## Problem description
All entries are to be given again verbatim.

——

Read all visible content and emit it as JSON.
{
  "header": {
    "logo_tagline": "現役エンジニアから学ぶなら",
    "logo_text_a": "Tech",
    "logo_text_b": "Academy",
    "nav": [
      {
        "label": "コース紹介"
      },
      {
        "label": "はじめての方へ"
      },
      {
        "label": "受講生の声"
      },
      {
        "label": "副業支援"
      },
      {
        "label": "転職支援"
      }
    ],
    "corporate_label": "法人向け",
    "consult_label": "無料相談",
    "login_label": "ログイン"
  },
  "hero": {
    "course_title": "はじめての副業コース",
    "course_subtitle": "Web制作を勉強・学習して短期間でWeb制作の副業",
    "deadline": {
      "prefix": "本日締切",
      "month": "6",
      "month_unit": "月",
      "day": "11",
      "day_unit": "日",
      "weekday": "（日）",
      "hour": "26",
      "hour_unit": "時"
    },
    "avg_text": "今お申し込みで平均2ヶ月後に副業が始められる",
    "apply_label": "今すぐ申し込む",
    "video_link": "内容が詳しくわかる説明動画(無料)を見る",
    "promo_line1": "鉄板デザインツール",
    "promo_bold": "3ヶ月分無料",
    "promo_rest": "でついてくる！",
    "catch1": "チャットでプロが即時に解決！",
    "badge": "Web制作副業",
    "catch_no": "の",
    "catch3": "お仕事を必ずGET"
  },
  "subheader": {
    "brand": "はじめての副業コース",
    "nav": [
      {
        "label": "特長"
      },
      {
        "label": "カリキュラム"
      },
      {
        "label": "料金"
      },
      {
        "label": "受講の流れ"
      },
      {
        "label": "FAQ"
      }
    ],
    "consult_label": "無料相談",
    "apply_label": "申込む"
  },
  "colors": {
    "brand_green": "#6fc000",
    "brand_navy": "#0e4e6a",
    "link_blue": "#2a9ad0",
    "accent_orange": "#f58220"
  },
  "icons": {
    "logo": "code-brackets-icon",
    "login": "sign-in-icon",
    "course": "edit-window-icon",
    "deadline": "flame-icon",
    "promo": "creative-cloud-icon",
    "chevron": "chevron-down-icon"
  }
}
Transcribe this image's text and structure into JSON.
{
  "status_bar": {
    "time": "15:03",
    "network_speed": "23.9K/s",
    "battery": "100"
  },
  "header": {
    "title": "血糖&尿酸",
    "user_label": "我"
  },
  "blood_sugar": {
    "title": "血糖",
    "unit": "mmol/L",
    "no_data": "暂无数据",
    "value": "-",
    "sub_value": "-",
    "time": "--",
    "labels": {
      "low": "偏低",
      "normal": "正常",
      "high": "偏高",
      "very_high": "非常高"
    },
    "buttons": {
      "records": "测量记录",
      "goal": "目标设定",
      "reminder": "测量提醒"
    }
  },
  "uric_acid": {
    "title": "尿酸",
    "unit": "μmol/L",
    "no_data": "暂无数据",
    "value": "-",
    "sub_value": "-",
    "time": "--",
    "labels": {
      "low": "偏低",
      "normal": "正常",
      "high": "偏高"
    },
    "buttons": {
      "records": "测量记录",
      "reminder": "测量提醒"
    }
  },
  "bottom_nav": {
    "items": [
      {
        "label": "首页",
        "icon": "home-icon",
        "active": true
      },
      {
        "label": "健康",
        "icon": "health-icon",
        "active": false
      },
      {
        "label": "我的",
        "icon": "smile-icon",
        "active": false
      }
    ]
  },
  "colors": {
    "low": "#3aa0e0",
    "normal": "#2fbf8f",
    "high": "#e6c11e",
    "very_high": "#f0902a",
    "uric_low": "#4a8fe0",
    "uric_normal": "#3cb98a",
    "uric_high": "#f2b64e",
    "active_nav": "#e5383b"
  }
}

——

## Answer to the task
Read all visible content and emit it as JSON.
{
  "header": {
    "logo_tagline": "現役エンジニアから学ぶなら",
    "logo_text_a": "Tech",
    "logo_text_b": "Academy",
    "nav": [
      {
        "label": "コース紹介"
      },
      {
        "label": "はじめての方へ"
      },
      {
        "label": "受講生の声"
      },
      {
        "label": "副業支援"
      },
      {
        "label": "転職支援"
      }
    ],
    "corporate_label": "法人向け",
    "consult_label": "無料相談",
    "login_label": "ログイン"
  },
  "hero": {
    "course_title": "はじめての副業コース",
    "course_subtitle": "Web制作を勉強・学習して短期間でWeb制作の副業",
    "deadline": {
      "prefix": "本日締切",
      "month": "6",
      "month_unit": "月",
      "day": "11",
      "day_unit": "日",
      "weekday": "（日）",
      "hour": "26",
      "hour_unit": "時"
    },
    "avg_text": "今お申し込みで平均2ヶ月後に副業が始められる",
    "apply_label": "今すぐ申し込む",
    "video_link": "内容が詳しくわかる説明動画(無料)を見る",
    "promo_line1": "鉄板デザインツール",
    "promo_bold": "3ヶ月分無料",
    "promo_rest": "でついてくる！",
    "catch1": "チャットでプロが即時に解決！",
    "badge": "Web制作副業",
    "catch_no": "の",
    "catch3": "お仕事を必ずGET"
  },
  "subheader": {
    "brand": "はじめての副業コース",
    "nav": [
      {
        "label": "特長"
      },
      {
        "label": "カリキュラム"
      },
      {
        "label": "料金"
      },
      {
        "label": "受講の流れ"
      },
      {
        "label": "FAQ"
      }
    ],
    "consult_label": "無料相談",
    "apply_label": "申込む"
  },
  "colors": {
    "brand_green": "#6fc000",
    "brand_navy": "#0e4e6a",
    "link_blue": "#2a9ad0",
    "accent_orange": "#f58220"
  },
  "icons": {
    "logo": "code-brackets-icon",
    "login": "sign-in-icon",
    "course": "edit-window-icon",
    "deadline": "flame-icon",
    "promo": "creative-cloud-icon",
    "chevron": "chevron-down-icon"
  }
}
Transcribe this image's text and structure into JSON.
{
  "status_bar": {
    "time": "15:03",
    "network_speed": "23.9K/s",
    "battery": "100"
  },
  "header": {
    "title": "血糖&尿酸",
    "user_label": "我"
  },
  "blood_sugar": {
    "title": "血糖",
    "unit": "mmol/L",
    "no_data": "暂无数据",
    "value": "-",
    "sub_value": "-",
    "time": "--",
    "labels": {
      "low": "偏低",
      "normal": "正常",
      "high": "偏高",
      "very_high": "非常高"
    },
    "buttons": {
      "records": "测量记录",
      "goal": "目标设定",
      "reminder": "测量提醒"
    }
  },
  "uric_acid": {
    "title": "尿酸",
    "unit": "μmol/L",
    "no_data": "暂无数据",
    "value": "-",
    "sub_value": "-",
    "time": "--",
    "labels": {
      "low": "偏低",
      "normal": "正常",
      "high": "偏高"
    },
    "buttons": {
      "records": "测量记录",
      "reminder": "测量提醒"
    }
  },
  "bottom_nav": {
    "items": [
      {
        "label": "首页",
        "icon": "home-icon",
        "active": true
      },
      {
        "label": "健康",
        "icon": "health-icon",
        "active": false
      },
      {
        "label": "我的",
        "icon": "smile-icon",
        "active": false
      }
    ]
  },
  "colors": {
    "low": "#3aa0e0",
    "normal": "#2fbf8f",
    "high": "#e6c11e",
    "very_high": "#f0902a",
    "uric_low": "#4a8fe0",
    "uric_normal": "#3cb98a",
    "uric_high": "#f2b64e",
    "active_nav": "#e5383b"
  }
}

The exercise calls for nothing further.